* _Exercise brief_
Pick out all lines in the listing holding the string "downstream" and copy them.
........
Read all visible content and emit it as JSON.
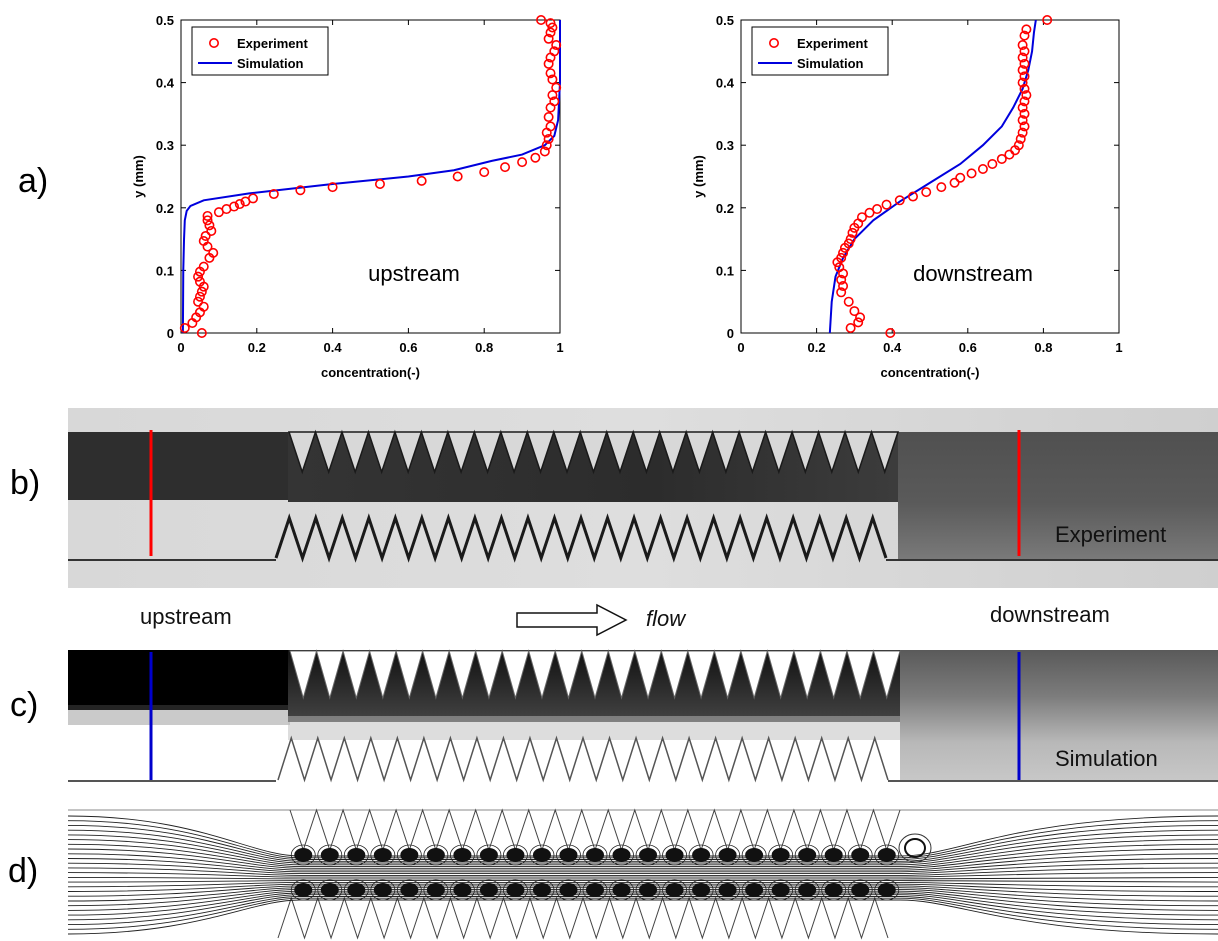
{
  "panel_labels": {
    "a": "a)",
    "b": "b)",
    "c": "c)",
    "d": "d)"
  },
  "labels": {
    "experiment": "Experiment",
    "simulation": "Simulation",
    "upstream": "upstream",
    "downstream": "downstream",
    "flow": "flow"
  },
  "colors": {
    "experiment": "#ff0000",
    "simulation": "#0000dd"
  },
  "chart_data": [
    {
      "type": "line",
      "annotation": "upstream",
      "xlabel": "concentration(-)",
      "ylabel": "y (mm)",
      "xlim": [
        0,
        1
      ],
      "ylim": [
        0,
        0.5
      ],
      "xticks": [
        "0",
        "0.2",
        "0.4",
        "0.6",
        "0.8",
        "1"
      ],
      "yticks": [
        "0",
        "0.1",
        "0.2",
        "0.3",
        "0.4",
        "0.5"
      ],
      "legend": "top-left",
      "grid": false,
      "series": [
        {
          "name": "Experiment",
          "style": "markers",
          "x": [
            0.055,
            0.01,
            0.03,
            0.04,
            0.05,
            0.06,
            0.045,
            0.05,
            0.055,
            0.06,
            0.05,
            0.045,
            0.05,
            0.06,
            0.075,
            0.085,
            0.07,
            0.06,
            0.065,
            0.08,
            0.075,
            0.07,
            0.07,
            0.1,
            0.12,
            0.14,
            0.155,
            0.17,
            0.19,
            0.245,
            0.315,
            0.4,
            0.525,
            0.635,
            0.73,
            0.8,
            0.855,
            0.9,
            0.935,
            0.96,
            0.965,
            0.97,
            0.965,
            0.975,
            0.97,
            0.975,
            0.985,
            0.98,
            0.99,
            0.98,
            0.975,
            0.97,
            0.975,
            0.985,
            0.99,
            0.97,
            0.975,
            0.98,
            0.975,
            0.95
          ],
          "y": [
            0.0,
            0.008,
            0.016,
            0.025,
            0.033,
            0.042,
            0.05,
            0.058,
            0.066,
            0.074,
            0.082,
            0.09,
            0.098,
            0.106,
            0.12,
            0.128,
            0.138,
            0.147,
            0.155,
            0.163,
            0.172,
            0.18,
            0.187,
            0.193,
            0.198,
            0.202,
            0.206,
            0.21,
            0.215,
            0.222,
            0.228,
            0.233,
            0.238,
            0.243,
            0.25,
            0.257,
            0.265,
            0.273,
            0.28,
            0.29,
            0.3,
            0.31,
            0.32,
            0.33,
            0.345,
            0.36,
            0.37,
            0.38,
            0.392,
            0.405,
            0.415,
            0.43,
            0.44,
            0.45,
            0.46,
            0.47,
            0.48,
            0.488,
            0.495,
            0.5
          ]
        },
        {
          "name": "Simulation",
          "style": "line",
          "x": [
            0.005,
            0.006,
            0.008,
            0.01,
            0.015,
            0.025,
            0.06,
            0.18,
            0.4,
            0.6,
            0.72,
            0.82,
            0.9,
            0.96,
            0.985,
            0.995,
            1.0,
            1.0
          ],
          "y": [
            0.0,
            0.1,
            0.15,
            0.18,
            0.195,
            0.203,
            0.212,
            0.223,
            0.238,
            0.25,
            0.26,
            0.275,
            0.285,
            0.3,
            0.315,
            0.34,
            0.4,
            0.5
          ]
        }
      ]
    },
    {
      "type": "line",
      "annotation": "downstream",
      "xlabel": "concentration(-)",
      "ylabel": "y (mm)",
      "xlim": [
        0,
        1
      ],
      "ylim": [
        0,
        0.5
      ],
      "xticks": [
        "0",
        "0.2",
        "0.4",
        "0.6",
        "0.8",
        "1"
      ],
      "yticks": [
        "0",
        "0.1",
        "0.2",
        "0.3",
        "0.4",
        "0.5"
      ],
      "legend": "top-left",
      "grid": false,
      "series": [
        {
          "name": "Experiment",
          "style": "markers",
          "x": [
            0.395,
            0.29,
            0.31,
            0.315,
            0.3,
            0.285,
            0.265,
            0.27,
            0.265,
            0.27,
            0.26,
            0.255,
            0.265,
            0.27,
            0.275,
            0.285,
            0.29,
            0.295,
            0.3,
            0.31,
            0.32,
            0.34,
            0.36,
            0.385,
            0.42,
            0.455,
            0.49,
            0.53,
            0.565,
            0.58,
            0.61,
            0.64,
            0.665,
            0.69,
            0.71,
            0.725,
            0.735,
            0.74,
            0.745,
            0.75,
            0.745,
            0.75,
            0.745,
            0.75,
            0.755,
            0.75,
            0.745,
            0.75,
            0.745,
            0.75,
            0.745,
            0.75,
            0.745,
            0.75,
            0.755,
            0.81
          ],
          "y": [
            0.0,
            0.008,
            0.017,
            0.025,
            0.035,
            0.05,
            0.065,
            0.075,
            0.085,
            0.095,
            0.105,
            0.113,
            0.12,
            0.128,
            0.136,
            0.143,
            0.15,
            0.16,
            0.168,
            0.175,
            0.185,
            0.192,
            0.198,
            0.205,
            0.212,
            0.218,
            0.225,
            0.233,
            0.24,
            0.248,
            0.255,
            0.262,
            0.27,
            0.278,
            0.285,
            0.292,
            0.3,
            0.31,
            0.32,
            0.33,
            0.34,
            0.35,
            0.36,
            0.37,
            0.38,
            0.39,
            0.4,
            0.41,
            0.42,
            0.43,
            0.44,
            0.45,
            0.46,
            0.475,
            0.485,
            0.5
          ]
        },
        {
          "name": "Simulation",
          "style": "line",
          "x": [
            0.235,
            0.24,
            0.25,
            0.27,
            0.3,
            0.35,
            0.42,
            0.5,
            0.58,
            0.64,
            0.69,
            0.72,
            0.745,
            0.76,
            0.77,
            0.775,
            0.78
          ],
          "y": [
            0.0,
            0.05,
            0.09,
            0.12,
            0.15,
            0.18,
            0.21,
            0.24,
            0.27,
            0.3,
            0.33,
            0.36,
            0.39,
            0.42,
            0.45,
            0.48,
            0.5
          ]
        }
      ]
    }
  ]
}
........
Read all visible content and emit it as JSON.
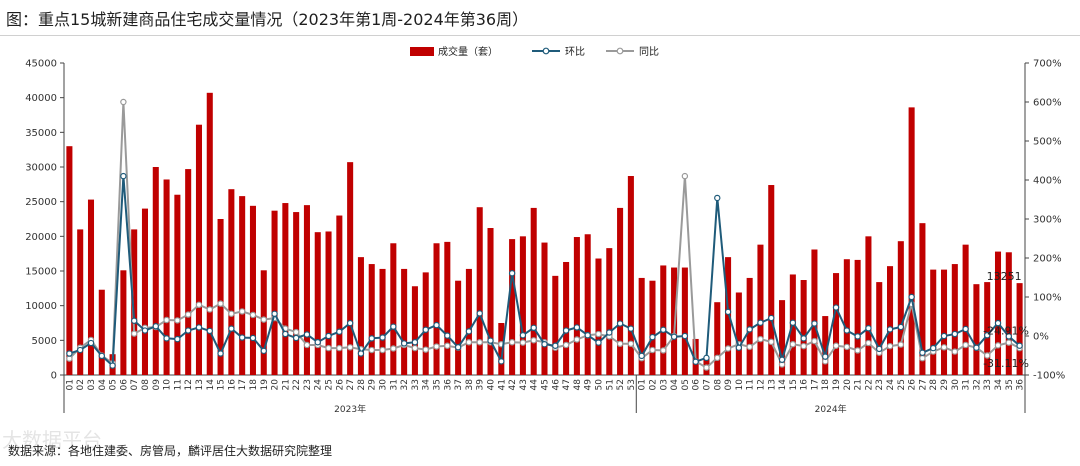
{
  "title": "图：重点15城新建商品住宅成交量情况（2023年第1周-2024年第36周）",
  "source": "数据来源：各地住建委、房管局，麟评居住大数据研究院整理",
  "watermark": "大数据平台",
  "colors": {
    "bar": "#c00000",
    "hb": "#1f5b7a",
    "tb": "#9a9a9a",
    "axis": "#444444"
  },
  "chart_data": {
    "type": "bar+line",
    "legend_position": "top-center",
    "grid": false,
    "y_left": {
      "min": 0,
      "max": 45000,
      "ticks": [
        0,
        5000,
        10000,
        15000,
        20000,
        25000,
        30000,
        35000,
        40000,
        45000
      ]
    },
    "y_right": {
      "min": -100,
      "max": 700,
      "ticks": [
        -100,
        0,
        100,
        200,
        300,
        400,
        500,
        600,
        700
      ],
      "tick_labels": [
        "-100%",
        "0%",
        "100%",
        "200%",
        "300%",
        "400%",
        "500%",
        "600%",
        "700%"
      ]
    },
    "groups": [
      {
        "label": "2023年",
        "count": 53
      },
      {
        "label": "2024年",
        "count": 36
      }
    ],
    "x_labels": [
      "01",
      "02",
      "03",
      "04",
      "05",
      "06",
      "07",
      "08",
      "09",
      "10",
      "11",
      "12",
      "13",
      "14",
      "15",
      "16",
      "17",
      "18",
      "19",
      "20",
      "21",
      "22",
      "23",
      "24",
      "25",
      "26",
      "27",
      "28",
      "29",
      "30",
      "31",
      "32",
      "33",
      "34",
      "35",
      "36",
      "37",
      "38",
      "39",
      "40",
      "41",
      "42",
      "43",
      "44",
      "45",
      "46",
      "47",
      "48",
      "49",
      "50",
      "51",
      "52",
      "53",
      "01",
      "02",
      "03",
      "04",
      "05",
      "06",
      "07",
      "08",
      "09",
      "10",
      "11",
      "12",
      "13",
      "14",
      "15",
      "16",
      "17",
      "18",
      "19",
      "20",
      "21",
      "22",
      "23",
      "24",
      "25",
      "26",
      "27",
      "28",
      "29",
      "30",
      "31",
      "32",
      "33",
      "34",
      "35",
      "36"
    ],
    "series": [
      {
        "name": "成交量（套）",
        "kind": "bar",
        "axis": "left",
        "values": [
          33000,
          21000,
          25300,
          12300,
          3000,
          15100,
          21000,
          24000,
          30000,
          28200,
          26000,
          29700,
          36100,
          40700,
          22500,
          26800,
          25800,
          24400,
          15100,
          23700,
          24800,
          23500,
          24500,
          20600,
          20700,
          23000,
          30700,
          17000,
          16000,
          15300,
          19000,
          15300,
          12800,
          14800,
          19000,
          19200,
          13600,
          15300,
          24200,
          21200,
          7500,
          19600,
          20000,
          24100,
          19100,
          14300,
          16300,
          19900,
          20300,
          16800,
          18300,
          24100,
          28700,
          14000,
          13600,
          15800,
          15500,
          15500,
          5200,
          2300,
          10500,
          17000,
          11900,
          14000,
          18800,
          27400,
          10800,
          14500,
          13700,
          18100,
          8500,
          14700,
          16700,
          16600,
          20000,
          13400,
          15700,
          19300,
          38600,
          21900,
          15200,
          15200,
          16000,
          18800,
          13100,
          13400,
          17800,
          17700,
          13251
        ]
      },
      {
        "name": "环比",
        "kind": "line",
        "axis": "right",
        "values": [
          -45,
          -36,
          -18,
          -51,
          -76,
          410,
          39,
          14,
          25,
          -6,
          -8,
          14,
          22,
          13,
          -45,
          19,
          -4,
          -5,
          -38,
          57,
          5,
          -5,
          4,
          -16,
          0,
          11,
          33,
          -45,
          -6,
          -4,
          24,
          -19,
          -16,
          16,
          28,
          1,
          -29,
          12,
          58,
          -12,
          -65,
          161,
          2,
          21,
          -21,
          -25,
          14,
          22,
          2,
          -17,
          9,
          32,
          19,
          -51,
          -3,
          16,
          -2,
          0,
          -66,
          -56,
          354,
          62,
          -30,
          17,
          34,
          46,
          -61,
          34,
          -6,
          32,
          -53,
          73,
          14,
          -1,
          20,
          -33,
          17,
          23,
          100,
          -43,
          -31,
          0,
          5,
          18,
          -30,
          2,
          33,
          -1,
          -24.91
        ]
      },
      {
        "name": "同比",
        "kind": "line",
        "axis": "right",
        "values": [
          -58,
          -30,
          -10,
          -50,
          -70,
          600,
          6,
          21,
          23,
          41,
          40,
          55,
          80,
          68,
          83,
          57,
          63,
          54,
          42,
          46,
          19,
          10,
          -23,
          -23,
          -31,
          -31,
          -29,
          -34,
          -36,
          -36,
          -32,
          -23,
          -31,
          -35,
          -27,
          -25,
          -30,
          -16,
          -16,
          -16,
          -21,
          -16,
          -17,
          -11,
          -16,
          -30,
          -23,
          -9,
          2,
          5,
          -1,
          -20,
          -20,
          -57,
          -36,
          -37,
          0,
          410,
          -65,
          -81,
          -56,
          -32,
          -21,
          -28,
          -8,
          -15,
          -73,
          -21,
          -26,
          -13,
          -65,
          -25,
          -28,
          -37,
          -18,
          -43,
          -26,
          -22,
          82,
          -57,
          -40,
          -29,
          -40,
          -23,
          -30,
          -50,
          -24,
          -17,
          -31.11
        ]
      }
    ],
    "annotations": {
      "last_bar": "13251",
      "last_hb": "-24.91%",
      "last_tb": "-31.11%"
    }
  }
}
........
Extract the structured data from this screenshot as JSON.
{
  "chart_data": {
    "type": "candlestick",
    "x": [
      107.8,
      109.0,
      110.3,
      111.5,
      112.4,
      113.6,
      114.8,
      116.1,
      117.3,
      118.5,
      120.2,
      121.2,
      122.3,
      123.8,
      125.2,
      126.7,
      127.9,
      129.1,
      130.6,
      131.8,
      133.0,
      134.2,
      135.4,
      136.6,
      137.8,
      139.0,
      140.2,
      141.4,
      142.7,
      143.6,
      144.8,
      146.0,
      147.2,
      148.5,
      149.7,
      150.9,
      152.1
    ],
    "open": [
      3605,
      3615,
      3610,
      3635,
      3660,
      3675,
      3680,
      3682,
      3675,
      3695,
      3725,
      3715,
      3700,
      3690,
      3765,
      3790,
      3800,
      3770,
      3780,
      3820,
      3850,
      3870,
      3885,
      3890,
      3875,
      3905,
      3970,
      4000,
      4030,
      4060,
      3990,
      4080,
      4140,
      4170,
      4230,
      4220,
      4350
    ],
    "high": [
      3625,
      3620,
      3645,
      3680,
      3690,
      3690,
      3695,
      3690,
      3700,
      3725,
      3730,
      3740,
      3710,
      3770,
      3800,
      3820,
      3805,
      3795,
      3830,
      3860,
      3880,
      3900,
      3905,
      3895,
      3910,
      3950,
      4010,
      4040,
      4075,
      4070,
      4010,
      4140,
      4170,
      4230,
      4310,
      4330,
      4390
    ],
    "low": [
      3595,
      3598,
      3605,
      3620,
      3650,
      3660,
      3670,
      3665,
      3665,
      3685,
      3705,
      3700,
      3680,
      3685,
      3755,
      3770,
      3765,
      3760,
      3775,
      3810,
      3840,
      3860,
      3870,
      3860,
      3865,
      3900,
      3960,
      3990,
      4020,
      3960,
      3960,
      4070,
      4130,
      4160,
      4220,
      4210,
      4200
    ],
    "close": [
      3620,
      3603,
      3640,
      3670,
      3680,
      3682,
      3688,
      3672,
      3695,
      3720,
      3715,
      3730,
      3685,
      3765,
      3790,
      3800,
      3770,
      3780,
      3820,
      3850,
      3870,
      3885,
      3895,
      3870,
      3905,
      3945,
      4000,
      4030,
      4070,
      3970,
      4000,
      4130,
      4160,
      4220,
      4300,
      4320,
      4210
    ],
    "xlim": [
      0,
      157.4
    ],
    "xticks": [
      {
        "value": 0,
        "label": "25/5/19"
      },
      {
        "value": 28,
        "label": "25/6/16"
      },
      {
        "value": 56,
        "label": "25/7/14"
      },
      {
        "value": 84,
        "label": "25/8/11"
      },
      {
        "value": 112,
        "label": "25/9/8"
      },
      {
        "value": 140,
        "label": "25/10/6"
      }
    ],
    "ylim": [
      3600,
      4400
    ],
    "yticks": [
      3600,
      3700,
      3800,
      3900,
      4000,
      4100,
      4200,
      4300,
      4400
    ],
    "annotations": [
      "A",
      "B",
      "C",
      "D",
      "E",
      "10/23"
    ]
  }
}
........
* _Task response_
    "downstream": "downstream",
      "annotation": "downstream",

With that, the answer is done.